Information shown -

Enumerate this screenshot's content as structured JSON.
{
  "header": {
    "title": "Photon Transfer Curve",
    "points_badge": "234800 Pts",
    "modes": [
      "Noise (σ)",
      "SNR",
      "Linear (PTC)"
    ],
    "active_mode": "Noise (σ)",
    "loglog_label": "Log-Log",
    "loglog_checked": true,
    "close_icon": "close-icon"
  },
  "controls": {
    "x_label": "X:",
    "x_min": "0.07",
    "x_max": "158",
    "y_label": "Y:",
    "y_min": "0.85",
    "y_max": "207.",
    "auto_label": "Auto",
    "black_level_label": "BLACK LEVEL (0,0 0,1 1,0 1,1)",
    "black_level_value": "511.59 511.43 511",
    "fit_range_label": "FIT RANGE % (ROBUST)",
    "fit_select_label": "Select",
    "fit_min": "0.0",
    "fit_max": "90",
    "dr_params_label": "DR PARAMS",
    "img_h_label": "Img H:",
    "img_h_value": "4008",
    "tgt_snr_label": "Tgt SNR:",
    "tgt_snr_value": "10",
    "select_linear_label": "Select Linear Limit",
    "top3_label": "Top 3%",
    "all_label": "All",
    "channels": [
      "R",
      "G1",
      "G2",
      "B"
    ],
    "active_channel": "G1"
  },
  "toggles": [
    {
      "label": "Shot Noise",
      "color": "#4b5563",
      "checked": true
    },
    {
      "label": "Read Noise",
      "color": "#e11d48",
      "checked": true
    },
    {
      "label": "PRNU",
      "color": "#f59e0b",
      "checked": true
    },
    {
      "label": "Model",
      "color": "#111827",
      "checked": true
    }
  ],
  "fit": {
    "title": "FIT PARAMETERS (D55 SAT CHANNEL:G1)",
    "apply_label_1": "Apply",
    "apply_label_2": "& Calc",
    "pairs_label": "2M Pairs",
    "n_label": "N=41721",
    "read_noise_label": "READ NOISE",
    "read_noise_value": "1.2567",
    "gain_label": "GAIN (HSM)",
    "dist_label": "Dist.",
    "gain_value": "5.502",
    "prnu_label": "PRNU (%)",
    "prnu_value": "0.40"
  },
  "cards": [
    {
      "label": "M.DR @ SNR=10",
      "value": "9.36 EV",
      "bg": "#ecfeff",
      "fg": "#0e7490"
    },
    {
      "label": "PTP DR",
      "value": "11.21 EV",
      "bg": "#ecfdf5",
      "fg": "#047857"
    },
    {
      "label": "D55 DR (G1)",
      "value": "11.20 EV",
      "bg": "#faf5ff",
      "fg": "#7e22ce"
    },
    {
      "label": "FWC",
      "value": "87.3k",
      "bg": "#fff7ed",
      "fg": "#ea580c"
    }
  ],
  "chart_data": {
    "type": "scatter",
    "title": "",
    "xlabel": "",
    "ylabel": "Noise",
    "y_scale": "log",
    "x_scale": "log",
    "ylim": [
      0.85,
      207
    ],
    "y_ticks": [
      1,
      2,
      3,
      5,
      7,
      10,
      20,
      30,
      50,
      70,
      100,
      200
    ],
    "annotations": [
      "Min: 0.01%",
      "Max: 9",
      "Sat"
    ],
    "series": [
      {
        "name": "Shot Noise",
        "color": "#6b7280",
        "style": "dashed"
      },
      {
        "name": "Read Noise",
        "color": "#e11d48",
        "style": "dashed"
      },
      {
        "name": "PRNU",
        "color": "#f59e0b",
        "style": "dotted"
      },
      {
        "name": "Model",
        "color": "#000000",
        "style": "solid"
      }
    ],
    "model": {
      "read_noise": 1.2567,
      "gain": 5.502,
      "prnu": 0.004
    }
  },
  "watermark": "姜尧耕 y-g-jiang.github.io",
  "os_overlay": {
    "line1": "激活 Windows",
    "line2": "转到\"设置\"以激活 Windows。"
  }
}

Directive - Copy out the full material exactly as it appears.

Exercise result -
Enumerate this screenshot's content as structured JSON.
{
  "header": {
    "title": "Photon Transfer Curve",
    "points_badge": "234800 Pts",
    "modes": [
      "Noise (σ)",
      "SNR",
      "Linear (PTC)"
    ],
    "active_mode": "Noise (σ)",
    "loglog_label": "Log-Log",
    "loglog_checked": true,
    "close_icon": "close-icon"
  },
  "controls": {
    "x_label": "X:",
    "x_min": "0.07",
    "x_max": "158",
    "y_label": "Y:",
    "y_min": "0.85",
    "y_max": "207.",
    "auto_label": "Auto",
    "black_level_label": "BLACK LEVEL (0,0 0,1 1,0 1,1)",
    "black_level_value": "511.59 511.43 511",
    "fit_range_label": "FIT RANGE % (ROBUST)",
    "fit_select_label": "Select",
    "fit_min": "0.0",
    "fit_max": "90",
    "dr_params_label": "DR PARAMS",
    "img_h_label": "Img H:",
    "img_h_value": "4008",
    "tgt_snr_label": "Tgt SNR:",
    "tgt_snr_value": "10",
    "select_linear_label": "Select Linear Limit",
    "top3_label": "Top 3%",
    "all_label": "All",
    "channels": [
      "R",
      "G1",
      "G2",
      "B"
    ],
    "active_channel": "G1"
  },
  "toggles": [
    {
      "label": "Shot Noise",
      "color": "#4b5563",
      "checked": true
    },
    {
      "label": "Read Noise",
      "color": "#e11d48",
      "checked": true
    },
    {
      "label": "PRNU",
      "color": "#f59e0b",
      "checked": true
    },
    {
      "label": "Model",
      "color": "#111827",
      "checked": true
    }
  ],
  "fit": {
    "title": "FIT PARAMETERS (D55 SAT CHANNEL:G1)",
    "apply_label_1": "Apply",
    "apply_label_2": "& Calc",
    "pairs_label": "2M Pairs",
    "n_label": "N=41721",
    "read_noise_label": "READ NOISE",
    "read_noise_value": "1.2567",
    "gain_label": "GAIN (HSM)",
    "dist_label": "Dist.",
    "gain_value": "5.502",
    "prnu_label": "PRNU (%)",
    "prnu_value": "0.40"
  },
  "cards": [
    {
      "label": "M.DR @ SNR=10",
      "value": "9.36 EV",
      "bg": "#ecfeff",
      "fg": "#0e7490"
    },
    {
      "label": "PTP DR",
      "value": "11.21 EV",
      "bg": "#ecfdf5",
      "fg": "#047857"
    },
    {
      "label": "D55 DR (G1)",
      "value": "11.20 EV",
      "bg": "#faf5ff",
      "fg": "#7e22ce"
    },
    {
      "label": "FWC",
      "value": "87.3k",
      "bg": "#fff7ed",
      "fg": "#ea580c"
    }
  ],
  "chart_data": {
    "type": "scatter",
    "title": "",
    "xlabel": "",
    "ylabel": "Noise",
    "y_scale": "log",
    "x_scale": "log",
    "ylim": [
      0.85,
      207
    ],
    "y_ticks": [
      1,
      2,
      3,
      5,
      7,
      10,
      20,
      30,
      50,
      70,
      100,
      200
    ],
    "annotations": [
      "Min: 0.01%",
      "Max: 9",
      "Sat"
    ],
    "series": [
      {
        "name": "Shot Noise",
        "color": "#6b7280",
        "style": "dashed"
      },
      {
        "name": "Read Noise",
        "color": "#e11d48",
        "style": "dashed"
      },
      {
        "name": "PRNU",
        "color": "#f59e0b",
        "style": "dotted"
      },
      {
        "name": "Model",
        "color": "#000000",
        "style": "solid"
      }
    ],
    "model": {
      "read_noise": 1.2567,
      "gain": 5.502,
      "prnu": 0.004
    }
  },
  "watermark": "姜尧耕 y-g-jiang.github.io",
  "os_overlay": {
    "line1": "激活 Windows",
    "line2": "转到\"设置\"以激活 Windows。"
  }
}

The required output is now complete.